_Work to do_: Check each line of the records below and collect those that include the word "Ulmenstr".

++++++

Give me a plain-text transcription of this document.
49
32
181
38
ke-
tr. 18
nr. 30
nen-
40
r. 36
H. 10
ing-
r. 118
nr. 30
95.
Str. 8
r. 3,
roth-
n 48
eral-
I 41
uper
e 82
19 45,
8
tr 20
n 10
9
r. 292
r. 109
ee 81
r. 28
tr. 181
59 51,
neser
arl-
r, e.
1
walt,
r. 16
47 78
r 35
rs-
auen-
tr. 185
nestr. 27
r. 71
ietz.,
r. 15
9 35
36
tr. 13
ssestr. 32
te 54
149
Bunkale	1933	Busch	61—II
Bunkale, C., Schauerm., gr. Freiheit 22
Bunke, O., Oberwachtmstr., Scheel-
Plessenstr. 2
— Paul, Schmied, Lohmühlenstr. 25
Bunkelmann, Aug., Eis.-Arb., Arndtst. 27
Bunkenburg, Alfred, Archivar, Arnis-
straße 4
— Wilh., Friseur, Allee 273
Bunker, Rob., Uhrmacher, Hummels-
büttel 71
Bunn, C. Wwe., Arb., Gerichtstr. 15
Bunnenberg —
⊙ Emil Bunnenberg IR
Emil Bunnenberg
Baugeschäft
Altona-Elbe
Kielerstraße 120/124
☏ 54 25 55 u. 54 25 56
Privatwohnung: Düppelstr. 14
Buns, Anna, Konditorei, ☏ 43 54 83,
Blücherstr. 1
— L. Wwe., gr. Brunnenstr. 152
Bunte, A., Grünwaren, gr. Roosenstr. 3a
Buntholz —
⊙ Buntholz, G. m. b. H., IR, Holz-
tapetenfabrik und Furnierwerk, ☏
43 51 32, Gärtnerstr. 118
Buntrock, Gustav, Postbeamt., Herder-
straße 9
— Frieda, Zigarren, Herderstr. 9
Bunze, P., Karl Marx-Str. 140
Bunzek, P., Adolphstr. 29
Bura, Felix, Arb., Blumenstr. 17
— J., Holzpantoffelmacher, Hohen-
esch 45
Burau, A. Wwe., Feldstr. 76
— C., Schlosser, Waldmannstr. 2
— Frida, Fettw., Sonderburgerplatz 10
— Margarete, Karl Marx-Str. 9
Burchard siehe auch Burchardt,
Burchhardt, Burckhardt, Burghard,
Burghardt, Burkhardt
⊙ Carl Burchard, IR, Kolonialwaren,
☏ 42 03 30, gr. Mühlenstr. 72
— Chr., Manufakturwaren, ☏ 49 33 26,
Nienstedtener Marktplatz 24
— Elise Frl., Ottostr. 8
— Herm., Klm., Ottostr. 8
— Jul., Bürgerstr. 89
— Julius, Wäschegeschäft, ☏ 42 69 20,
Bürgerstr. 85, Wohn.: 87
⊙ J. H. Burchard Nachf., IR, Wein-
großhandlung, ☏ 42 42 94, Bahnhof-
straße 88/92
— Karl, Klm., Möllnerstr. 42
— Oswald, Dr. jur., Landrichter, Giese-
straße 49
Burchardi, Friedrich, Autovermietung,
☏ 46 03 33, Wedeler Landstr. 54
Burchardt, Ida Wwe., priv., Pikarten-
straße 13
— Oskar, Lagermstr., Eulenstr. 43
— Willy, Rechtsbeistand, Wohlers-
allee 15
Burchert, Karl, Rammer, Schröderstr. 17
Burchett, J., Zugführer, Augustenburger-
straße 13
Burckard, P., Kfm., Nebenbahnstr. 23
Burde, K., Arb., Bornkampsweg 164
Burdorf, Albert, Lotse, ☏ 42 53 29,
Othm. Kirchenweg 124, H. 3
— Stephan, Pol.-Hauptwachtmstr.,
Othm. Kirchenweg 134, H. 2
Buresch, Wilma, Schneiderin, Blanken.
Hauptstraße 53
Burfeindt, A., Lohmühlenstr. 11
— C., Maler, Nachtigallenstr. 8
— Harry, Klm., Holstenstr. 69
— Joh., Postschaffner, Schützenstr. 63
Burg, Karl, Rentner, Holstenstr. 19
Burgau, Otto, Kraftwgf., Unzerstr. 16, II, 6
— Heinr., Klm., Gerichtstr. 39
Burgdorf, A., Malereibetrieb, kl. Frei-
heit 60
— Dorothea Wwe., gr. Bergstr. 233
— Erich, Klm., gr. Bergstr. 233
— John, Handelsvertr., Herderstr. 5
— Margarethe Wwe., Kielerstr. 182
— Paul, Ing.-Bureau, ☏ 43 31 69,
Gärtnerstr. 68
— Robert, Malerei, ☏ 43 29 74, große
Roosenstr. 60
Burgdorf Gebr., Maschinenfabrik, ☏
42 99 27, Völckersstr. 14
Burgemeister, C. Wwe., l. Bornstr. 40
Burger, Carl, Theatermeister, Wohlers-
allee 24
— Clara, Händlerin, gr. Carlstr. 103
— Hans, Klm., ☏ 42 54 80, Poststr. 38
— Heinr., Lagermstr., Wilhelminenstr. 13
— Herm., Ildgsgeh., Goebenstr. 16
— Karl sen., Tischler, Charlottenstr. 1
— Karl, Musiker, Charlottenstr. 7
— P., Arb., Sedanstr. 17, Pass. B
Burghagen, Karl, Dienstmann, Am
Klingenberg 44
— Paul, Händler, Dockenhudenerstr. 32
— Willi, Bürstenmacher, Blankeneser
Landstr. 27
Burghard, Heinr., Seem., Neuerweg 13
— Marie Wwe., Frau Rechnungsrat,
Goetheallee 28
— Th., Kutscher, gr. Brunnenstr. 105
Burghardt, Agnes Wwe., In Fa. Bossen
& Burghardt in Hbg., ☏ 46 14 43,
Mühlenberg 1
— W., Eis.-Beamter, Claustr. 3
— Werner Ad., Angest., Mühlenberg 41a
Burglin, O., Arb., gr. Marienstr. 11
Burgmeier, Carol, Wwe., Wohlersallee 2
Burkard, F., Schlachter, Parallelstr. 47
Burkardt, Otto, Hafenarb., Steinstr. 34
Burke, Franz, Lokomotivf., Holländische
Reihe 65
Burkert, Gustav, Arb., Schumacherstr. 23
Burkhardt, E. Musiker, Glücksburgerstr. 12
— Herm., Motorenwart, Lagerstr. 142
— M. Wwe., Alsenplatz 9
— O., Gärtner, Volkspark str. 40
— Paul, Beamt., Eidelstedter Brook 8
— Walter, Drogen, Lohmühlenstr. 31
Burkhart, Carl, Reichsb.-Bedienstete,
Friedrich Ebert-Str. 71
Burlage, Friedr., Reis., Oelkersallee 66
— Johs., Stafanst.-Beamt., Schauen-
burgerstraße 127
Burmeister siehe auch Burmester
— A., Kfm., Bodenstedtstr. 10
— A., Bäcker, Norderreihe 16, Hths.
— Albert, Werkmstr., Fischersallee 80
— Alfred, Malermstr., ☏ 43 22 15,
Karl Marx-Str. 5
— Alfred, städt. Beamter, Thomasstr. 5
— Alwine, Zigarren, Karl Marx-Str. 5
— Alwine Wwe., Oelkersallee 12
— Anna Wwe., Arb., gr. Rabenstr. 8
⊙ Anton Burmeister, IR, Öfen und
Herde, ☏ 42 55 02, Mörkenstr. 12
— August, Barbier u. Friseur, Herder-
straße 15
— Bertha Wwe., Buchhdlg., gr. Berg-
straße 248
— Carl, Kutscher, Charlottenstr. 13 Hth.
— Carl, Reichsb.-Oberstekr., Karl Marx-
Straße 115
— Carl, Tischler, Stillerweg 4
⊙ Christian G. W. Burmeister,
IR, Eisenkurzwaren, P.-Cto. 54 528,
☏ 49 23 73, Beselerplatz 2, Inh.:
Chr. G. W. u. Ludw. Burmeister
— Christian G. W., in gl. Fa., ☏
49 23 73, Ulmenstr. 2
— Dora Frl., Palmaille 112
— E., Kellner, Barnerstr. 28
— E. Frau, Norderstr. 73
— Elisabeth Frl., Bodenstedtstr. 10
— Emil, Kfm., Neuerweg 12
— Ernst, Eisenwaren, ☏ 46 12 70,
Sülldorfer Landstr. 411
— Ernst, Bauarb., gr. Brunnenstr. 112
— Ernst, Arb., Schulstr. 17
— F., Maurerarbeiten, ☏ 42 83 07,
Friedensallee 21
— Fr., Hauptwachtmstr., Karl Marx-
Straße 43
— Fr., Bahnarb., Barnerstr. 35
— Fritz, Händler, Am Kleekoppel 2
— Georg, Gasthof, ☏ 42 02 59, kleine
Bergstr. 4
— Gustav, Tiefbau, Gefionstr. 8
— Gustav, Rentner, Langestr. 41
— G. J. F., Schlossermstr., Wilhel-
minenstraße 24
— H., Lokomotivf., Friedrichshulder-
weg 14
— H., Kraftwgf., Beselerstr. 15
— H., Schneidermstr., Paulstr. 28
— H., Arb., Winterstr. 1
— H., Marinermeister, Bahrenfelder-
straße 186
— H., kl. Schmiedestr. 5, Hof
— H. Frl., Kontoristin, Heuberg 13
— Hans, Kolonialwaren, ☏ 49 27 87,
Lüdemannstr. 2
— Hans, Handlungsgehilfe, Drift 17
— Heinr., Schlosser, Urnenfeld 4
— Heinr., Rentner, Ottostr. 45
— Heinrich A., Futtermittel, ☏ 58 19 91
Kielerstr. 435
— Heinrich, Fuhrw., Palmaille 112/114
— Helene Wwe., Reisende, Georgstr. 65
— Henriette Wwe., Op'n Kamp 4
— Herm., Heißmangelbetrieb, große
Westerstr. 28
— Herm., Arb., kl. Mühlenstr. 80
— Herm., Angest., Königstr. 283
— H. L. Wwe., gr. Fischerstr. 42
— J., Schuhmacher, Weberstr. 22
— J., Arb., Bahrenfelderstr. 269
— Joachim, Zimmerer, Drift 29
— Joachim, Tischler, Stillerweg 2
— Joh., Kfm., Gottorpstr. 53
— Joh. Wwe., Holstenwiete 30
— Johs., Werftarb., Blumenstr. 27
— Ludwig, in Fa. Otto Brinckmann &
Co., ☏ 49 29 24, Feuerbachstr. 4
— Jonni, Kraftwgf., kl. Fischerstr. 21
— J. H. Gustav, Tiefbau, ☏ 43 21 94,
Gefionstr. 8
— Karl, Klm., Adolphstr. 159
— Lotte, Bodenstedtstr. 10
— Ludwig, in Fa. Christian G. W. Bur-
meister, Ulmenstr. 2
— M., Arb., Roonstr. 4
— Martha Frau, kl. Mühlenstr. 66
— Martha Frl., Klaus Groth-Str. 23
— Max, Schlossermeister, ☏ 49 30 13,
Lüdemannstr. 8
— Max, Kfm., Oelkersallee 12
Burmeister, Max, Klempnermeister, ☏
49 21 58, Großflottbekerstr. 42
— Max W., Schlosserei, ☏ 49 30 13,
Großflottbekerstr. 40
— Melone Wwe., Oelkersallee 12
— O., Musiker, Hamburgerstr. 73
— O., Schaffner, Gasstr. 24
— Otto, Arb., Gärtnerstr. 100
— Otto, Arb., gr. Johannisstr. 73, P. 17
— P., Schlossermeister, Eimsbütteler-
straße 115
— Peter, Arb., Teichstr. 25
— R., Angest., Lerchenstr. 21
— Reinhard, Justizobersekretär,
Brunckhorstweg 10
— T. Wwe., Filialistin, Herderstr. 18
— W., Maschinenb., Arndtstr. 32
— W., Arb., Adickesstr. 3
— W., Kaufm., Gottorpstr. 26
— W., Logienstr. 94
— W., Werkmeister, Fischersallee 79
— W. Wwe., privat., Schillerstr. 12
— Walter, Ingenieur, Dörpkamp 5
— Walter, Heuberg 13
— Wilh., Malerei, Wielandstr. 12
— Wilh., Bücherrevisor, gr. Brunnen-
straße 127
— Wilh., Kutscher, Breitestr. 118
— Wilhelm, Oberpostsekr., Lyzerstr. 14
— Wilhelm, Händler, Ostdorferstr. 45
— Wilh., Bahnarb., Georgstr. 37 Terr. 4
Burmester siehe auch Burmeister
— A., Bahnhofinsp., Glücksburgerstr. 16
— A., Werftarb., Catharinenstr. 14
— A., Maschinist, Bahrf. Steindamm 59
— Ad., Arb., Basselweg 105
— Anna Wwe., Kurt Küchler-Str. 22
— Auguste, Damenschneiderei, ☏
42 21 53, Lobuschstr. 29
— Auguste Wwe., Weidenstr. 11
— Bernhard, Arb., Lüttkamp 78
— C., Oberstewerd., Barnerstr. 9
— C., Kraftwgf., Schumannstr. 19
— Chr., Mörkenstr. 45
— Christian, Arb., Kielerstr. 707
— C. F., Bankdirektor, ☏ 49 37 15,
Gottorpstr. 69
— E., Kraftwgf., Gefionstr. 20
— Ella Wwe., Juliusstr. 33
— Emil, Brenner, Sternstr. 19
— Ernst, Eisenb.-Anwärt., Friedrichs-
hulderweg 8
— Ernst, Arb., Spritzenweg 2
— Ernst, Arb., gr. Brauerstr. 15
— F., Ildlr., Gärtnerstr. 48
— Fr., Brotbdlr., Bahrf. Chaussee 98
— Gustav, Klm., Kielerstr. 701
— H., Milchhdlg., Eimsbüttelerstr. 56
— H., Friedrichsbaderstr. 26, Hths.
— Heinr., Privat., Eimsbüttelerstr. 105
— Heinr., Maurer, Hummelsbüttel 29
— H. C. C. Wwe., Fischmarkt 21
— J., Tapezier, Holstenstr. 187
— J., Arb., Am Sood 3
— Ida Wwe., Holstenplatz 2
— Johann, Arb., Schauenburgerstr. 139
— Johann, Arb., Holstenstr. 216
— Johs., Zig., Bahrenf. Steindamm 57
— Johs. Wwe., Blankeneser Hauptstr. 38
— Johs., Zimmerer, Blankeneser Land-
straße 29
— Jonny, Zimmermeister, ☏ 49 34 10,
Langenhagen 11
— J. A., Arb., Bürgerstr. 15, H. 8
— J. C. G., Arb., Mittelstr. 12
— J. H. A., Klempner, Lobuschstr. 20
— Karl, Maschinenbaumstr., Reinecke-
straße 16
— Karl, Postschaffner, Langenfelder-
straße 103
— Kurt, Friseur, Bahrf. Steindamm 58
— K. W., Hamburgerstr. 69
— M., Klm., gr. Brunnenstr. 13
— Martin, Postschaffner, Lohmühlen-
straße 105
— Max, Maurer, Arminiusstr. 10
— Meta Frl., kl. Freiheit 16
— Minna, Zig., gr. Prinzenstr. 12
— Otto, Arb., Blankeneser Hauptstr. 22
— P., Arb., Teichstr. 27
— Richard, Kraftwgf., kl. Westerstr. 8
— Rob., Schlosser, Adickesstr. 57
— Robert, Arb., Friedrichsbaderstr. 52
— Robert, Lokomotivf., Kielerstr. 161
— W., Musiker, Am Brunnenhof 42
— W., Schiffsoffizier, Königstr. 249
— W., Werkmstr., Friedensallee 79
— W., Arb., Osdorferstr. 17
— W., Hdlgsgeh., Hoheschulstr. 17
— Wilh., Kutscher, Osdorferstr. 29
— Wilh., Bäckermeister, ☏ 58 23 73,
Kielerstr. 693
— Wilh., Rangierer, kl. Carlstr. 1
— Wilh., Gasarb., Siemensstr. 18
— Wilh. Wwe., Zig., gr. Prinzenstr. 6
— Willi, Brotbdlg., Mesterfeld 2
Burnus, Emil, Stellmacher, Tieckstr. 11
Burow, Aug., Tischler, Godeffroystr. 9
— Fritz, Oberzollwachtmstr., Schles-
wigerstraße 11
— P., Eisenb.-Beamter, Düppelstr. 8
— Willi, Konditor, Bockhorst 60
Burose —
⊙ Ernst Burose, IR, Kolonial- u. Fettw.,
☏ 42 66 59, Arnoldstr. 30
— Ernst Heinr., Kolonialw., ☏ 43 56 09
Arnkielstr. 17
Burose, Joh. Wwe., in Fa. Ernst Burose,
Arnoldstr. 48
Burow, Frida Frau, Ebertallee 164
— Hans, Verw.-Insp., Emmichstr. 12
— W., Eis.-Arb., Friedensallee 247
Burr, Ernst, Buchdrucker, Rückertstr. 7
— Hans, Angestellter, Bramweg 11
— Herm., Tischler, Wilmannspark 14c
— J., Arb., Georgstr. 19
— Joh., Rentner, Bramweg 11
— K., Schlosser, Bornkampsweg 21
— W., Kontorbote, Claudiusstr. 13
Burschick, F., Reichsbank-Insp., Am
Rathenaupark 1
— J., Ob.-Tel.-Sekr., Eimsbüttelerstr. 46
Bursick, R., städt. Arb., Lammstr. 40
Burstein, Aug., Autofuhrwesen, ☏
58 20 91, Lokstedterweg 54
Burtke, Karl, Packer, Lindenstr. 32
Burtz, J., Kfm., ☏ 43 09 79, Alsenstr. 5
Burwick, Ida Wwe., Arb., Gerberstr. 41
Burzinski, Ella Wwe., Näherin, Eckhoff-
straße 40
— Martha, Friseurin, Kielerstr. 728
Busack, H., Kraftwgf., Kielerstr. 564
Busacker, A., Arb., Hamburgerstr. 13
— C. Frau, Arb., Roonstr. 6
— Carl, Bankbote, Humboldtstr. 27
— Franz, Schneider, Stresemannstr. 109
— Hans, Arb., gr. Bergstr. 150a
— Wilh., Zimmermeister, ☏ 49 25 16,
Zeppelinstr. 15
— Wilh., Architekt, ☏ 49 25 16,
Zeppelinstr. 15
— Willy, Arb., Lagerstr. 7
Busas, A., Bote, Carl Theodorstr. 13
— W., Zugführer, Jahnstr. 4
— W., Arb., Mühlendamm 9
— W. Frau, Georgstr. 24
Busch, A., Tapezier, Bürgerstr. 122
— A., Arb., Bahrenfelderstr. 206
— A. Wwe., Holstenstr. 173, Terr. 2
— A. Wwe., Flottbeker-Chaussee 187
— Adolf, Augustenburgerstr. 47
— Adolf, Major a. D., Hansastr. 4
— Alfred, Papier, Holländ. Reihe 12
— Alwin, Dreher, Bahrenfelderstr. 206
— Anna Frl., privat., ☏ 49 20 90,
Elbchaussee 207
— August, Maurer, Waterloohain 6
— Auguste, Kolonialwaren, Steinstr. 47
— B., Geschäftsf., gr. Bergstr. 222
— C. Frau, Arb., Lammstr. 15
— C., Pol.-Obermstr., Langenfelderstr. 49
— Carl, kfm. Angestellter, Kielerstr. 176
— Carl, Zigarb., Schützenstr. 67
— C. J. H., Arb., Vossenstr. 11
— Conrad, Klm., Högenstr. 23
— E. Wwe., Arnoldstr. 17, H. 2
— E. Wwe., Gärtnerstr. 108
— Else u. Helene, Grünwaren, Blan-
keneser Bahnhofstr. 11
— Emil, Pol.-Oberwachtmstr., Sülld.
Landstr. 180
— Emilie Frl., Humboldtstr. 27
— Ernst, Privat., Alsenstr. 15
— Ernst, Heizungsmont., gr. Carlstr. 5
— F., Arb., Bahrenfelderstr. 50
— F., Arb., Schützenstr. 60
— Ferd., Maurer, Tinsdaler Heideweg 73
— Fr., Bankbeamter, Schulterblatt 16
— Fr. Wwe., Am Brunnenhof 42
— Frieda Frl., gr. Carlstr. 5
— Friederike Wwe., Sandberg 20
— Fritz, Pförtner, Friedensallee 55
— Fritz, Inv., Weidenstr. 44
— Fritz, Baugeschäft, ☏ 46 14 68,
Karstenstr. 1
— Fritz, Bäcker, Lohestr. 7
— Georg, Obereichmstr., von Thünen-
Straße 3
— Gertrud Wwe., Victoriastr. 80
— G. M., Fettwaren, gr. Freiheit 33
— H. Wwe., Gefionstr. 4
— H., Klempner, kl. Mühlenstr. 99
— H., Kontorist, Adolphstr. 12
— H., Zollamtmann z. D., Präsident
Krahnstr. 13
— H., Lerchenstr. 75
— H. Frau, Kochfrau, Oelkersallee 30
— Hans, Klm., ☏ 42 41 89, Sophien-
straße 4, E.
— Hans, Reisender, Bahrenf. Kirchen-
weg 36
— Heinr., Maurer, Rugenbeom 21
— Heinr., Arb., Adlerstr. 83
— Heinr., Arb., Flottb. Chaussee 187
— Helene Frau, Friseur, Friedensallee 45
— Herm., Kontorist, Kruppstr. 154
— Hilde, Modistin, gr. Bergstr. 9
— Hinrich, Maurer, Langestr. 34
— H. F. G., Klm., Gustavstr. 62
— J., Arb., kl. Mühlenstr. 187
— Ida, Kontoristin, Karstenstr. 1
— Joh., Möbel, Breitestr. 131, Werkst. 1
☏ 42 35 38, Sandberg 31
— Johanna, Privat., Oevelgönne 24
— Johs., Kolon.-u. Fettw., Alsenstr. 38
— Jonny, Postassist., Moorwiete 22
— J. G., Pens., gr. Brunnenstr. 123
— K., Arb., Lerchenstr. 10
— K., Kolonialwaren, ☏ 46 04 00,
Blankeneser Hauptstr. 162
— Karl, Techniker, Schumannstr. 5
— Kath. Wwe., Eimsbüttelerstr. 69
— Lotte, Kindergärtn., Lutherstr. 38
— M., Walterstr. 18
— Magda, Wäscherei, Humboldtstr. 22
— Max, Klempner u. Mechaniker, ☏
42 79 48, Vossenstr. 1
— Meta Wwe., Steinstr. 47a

++++++

_Result for this task_:
49 23 73, Ulmenstr. 2
meister, Ulmenstr. 2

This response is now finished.